Records to use: Begin

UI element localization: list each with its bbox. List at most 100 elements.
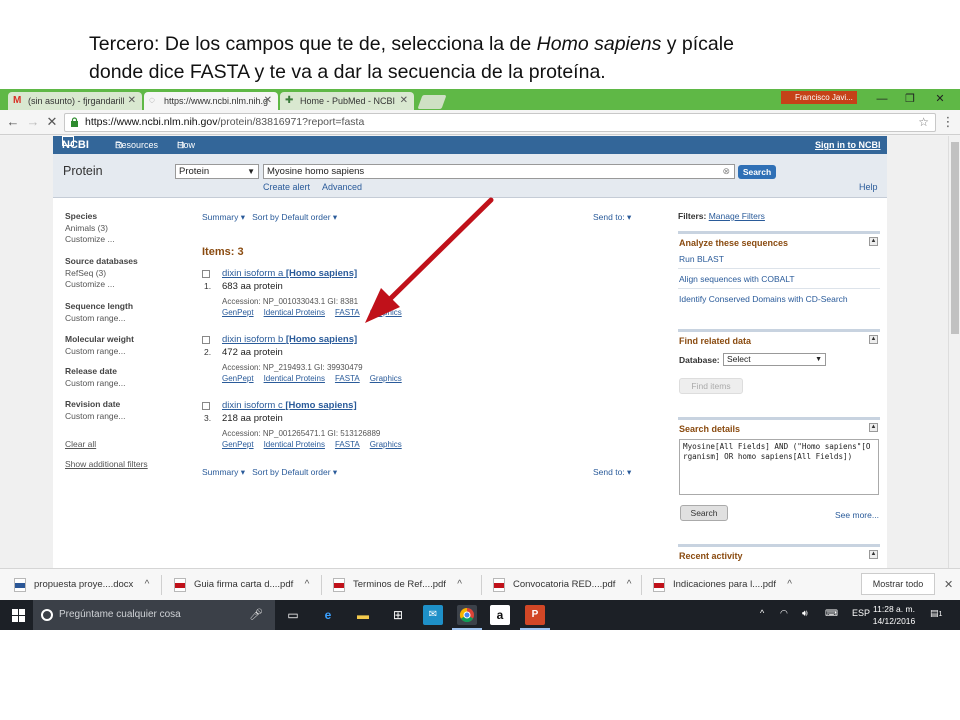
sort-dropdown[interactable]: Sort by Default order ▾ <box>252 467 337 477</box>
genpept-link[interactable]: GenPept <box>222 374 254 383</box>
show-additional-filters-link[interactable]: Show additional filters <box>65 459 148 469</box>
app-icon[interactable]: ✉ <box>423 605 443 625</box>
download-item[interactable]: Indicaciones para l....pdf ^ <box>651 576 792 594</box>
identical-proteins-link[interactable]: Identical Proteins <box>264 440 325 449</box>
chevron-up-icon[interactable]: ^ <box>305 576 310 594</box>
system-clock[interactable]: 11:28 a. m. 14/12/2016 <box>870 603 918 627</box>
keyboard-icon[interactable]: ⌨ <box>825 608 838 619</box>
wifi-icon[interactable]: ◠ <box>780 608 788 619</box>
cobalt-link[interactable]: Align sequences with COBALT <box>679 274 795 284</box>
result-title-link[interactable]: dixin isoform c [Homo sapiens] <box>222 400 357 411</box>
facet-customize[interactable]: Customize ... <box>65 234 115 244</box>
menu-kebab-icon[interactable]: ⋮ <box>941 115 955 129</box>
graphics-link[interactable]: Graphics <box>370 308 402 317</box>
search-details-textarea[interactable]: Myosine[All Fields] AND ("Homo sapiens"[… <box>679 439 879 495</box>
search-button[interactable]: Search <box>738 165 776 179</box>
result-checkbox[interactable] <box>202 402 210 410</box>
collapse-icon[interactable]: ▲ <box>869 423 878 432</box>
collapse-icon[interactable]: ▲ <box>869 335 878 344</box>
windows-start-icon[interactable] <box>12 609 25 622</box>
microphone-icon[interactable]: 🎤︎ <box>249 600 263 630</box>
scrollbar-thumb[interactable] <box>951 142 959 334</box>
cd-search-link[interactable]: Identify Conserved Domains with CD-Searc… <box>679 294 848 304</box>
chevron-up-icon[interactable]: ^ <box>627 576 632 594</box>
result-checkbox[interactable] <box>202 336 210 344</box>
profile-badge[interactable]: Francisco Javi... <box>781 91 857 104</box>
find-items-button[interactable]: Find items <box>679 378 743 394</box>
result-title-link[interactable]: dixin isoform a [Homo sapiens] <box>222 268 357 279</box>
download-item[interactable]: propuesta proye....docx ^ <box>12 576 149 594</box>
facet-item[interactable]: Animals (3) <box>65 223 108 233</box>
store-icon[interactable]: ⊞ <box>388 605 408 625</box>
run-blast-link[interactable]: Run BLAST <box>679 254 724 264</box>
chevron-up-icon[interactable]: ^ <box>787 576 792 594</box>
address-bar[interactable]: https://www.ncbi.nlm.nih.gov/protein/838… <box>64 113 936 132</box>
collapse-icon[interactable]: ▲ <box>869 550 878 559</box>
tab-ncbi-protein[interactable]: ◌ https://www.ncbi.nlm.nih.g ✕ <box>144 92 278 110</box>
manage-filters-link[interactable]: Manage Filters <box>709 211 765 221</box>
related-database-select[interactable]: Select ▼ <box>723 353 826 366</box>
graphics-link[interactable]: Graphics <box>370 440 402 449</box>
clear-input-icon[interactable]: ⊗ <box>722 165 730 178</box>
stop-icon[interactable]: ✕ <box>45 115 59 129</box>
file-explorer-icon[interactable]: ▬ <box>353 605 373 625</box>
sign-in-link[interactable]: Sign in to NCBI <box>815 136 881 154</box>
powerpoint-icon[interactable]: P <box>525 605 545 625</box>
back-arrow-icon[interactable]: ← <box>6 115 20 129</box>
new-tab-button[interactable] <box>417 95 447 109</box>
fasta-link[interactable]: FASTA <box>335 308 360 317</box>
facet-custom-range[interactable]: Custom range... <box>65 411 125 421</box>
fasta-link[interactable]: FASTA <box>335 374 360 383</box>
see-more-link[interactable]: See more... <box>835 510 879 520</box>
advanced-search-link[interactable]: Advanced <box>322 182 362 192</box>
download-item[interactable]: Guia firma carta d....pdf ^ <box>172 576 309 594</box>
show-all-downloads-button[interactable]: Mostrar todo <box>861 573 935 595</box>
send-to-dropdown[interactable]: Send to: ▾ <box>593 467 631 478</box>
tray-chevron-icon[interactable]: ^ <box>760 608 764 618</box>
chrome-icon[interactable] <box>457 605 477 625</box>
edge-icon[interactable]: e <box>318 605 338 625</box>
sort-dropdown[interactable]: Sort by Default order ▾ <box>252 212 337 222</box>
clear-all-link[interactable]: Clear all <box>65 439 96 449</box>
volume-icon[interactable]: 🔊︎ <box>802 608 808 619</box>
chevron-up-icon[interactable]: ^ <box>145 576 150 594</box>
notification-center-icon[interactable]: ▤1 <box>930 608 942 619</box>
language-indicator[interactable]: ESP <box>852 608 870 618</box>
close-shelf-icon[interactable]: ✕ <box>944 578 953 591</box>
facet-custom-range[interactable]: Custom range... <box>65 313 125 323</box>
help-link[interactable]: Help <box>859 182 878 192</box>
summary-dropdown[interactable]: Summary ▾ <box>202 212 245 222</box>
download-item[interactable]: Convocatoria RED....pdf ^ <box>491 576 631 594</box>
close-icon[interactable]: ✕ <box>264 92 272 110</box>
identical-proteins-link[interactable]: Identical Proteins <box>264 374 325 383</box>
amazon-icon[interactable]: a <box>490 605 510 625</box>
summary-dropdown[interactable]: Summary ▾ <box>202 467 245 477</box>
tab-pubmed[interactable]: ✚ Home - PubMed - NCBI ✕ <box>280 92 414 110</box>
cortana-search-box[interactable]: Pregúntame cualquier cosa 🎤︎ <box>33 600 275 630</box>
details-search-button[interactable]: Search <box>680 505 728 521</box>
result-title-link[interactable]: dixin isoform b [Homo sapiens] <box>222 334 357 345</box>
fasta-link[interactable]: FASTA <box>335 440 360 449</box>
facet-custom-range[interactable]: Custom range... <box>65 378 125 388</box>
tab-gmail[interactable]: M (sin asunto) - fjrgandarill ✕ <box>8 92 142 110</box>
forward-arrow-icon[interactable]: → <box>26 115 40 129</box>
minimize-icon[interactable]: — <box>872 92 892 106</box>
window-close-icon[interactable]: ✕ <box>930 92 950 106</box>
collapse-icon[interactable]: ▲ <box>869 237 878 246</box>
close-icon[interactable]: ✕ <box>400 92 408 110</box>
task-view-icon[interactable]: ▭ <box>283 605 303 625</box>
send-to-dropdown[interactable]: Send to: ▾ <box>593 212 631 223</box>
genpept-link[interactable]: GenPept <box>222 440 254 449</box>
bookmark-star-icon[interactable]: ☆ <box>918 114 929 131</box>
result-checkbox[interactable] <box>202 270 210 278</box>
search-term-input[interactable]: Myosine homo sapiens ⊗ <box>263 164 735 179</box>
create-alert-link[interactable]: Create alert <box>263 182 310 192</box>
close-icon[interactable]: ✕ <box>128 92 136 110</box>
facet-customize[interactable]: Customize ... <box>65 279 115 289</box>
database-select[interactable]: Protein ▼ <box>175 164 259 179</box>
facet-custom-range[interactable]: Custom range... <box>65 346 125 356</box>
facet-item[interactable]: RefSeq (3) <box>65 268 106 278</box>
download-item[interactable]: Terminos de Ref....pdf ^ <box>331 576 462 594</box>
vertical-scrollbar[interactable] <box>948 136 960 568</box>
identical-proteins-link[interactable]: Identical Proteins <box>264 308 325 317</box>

Records to use: End
Records to use: Begin

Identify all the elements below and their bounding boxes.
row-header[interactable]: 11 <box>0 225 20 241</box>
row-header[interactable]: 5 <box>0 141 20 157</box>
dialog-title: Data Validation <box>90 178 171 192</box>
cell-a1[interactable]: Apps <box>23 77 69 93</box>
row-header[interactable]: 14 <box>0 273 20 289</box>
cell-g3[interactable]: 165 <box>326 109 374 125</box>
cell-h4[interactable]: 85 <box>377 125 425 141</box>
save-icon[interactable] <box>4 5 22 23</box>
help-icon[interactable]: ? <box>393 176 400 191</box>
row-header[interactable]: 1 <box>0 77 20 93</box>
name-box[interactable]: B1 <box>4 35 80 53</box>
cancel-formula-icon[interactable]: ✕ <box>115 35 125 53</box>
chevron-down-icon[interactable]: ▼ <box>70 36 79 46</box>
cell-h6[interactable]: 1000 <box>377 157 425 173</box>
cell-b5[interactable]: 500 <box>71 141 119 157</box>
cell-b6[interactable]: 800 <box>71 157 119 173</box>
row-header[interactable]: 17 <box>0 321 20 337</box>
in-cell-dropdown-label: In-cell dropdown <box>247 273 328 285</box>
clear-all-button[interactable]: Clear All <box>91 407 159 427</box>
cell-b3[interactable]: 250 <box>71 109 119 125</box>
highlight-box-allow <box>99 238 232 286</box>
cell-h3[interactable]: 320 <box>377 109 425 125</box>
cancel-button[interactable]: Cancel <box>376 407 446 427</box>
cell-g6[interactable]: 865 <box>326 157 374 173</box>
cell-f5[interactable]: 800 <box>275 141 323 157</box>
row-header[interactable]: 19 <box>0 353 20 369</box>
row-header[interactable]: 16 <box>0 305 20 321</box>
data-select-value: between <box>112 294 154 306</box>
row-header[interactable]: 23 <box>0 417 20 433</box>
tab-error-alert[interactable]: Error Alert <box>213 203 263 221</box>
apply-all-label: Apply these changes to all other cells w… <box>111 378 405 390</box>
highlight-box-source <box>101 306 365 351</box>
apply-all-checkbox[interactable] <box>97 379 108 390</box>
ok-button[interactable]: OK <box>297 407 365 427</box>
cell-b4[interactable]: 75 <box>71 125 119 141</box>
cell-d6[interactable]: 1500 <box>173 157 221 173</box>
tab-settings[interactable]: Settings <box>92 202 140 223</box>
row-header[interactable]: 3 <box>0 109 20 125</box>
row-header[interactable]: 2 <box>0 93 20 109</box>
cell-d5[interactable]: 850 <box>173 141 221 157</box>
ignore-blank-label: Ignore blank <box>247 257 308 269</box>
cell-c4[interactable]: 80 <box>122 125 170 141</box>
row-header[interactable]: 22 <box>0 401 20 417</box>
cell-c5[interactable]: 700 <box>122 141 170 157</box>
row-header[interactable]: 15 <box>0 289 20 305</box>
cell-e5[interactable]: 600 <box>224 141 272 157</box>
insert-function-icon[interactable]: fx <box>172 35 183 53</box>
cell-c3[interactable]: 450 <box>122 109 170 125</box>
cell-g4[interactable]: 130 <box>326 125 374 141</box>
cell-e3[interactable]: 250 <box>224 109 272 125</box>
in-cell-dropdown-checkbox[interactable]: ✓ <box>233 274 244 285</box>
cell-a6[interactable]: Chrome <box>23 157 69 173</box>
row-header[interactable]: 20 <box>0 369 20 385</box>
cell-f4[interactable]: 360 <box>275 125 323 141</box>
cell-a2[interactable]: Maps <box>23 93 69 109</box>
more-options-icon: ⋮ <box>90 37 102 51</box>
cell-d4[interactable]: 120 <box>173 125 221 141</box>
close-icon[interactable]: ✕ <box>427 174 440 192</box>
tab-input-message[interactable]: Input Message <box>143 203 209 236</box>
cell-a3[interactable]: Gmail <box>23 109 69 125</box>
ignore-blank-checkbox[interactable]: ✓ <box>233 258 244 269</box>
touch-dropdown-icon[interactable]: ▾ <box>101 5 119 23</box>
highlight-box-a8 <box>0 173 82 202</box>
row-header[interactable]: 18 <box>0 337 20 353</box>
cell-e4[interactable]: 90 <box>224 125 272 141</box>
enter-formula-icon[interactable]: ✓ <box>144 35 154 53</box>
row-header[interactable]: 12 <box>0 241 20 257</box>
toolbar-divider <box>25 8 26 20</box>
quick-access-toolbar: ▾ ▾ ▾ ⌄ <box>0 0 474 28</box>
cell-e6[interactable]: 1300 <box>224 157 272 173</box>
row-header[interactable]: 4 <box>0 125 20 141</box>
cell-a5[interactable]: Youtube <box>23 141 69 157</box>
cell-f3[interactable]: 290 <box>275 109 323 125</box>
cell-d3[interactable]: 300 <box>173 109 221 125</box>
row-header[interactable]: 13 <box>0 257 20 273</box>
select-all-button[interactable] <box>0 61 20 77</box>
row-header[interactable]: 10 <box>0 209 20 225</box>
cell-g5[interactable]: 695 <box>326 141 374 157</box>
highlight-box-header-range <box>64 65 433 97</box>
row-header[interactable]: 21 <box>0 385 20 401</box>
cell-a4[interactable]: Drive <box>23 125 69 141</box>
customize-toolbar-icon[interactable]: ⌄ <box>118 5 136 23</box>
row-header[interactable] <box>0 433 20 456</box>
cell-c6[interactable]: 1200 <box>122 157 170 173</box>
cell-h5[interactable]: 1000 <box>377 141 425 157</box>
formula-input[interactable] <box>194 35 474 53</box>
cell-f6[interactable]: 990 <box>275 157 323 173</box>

Records to use: End

Select and copy each line from the data that includes the word "details".

search-details-textarea[interactable]: Myosine[All Fields] AND ("Homo sapiens"[… <box>679 439 879 495</box>
details-search-button[interactable]: Search <box>680 505 728 521</box>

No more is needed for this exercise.